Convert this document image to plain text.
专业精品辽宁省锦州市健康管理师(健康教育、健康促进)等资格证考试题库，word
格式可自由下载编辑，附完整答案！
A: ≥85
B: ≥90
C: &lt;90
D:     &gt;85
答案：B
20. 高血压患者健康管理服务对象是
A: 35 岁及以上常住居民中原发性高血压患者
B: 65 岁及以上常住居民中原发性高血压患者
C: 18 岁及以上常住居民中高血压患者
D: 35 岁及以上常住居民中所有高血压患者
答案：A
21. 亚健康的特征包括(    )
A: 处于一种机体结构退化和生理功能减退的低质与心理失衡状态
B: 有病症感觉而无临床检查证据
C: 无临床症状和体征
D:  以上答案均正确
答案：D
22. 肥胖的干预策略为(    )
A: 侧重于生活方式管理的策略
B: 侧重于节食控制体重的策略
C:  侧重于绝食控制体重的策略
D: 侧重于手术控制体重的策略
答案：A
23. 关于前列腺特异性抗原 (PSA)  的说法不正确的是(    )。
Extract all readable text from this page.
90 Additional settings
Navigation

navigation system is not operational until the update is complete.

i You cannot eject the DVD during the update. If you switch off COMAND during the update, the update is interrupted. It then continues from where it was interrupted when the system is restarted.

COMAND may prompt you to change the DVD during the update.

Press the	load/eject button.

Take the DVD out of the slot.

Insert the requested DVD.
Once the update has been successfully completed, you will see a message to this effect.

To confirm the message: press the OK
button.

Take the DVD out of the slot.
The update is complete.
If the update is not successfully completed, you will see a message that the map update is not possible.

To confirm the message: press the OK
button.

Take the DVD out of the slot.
+===+
DESCRIPTION OF THE TASK
Write out the full listing, keeping every line exactly as it is.

EXPECTED ANSWER
Convert this document image to plain text.
专业精品辽宁省锦州市健康管理师(健康教育、健康促进)等资格证考试题库，word
格式可自由下载编辑，附完整答案！
A: ≥85
B: ≥90
C: &lt;90
D:     &gt;85
答案：B
20. 高血压患者健康管理服务对象是
A: 35 岁及以上常住居民中原发性高血压患者
B: 65 岁及以上常住居民中原发性高血压患者
C: 18 岁及以上常住居民中高血压患者
D: 35 岁及以上常住居民中所有高血压患者
答案：A
21. 亚健康的特征包括(    )
A: 处于一种机体结构退化和生理功能减退的低质与心理失衡状态
B: 有病症感觉而无临床检查证据
C: 无临床症状和体征
D:  以上答案均正确
答案：D
22. 肥胖的干预策略为(    )
A: 侧重于生活方式管理的策略
B: 侧重于节食控制体重的策略
C:  侧重于绝食控制体重的策略
D: 侧重于手术控制体重的策略
答案：A
23. 关于前列腺特异性抗原 (PSA)  的说法不正确的是(    )。
Extract all readable text from this page.
90 Additional settings
Navigation

navigation system is not operational until the update is complete.

i You cannot eject the DVD during the update. If you switch off COMAND during the update, the update is interrupted. It then continues from where it was interrupted when the system is restarted.

COMAND may prompt you to change the DVD during the update.

Press the	load/eject button.

Take the DVD out of the slot.

Insert the requested DVD.
Once the update has been successfully completed, you will see a message to this effect.

To confirm the message: press the OK
button.

Take the DVD out of the slot.
The update is complete.
If the update is not successfully completed, you will see a message that the map update is not possible.

To confirm the message: press the OK
button.

Take the DVD out of the slot.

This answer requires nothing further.